## WRITTEN PROBLEM:
Reply with one number: the count of lines in the records below that hold "this".

[Lines of data]
================

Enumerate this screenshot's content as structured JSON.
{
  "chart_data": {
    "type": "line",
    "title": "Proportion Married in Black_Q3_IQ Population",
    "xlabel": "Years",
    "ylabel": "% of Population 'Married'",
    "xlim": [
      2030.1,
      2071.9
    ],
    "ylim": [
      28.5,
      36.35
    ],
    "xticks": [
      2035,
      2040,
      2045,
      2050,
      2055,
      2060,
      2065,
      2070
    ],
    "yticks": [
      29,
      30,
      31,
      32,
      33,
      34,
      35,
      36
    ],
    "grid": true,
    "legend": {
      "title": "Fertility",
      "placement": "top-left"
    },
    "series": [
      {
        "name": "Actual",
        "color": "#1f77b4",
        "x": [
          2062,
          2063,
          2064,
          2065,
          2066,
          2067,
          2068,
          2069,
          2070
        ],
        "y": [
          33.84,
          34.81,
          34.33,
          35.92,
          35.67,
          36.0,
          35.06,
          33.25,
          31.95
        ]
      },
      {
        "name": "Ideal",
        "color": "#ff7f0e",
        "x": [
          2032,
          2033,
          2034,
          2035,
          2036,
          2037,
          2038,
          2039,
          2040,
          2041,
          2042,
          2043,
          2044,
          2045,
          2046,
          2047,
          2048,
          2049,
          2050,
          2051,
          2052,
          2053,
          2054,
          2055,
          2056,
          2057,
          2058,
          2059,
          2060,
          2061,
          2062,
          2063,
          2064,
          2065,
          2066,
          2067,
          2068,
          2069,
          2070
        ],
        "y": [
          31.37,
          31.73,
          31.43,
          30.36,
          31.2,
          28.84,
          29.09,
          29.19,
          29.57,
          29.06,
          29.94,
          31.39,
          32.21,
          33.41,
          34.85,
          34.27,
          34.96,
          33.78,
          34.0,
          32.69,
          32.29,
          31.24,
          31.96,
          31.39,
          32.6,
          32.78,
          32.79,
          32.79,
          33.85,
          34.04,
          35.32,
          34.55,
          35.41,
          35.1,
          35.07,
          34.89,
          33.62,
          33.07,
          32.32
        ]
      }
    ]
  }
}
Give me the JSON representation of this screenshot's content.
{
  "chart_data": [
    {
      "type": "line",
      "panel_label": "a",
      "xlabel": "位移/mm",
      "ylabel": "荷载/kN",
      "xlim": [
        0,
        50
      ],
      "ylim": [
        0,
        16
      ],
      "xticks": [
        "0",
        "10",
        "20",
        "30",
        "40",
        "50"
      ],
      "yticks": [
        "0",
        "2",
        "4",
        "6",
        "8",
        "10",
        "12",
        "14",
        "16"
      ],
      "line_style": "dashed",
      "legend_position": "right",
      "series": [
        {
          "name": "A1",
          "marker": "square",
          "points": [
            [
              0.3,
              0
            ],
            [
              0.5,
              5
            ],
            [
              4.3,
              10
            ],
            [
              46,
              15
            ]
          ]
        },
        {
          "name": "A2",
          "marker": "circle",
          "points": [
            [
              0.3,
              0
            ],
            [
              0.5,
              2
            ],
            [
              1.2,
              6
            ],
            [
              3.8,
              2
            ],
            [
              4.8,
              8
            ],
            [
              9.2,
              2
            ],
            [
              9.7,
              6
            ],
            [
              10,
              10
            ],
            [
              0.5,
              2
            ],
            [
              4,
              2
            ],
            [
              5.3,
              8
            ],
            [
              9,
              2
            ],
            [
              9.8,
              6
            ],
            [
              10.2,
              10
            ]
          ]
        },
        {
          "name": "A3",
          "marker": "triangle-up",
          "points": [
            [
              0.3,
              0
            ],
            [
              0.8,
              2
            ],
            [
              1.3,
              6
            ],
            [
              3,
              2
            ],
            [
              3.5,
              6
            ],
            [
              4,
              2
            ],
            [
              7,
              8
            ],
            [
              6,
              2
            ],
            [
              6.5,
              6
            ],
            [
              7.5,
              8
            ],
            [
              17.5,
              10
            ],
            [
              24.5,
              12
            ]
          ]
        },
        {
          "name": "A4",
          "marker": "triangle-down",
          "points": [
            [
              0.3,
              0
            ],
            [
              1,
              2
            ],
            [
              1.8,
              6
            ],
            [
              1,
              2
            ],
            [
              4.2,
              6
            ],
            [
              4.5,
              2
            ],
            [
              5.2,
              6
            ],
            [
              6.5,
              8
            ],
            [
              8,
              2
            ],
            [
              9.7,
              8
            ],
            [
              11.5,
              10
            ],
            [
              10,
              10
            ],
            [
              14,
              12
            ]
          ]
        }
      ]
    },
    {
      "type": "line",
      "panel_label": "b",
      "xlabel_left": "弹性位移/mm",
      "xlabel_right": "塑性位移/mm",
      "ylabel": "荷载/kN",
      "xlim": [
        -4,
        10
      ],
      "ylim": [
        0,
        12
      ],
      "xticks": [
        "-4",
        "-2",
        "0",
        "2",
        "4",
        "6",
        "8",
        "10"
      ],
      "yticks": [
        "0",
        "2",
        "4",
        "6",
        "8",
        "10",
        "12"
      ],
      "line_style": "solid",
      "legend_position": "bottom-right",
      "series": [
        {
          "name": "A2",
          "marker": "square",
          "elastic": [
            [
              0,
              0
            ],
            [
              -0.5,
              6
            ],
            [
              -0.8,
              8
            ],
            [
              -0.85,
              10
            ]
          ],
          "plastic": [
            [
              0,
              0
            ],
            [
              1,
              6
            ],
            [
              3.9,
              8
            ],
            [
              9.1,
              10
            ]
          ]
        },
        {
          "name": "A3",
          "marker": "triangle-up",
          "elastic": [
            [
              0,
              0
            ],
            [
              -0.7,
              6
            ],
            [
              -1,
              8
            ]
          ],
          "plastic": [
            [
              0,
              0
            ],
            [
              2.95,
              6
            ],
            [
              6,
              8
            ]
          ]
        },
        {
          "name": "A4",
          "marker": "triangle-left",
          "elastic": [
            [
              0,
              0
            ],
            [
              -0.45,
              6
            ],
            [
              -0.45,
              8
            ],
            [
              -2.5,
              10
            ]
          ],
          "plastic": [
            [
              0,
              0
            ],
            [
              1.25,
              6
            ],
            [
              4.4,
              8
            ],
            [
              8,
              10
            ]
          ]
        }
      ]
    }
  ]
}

================

## REPLY:
2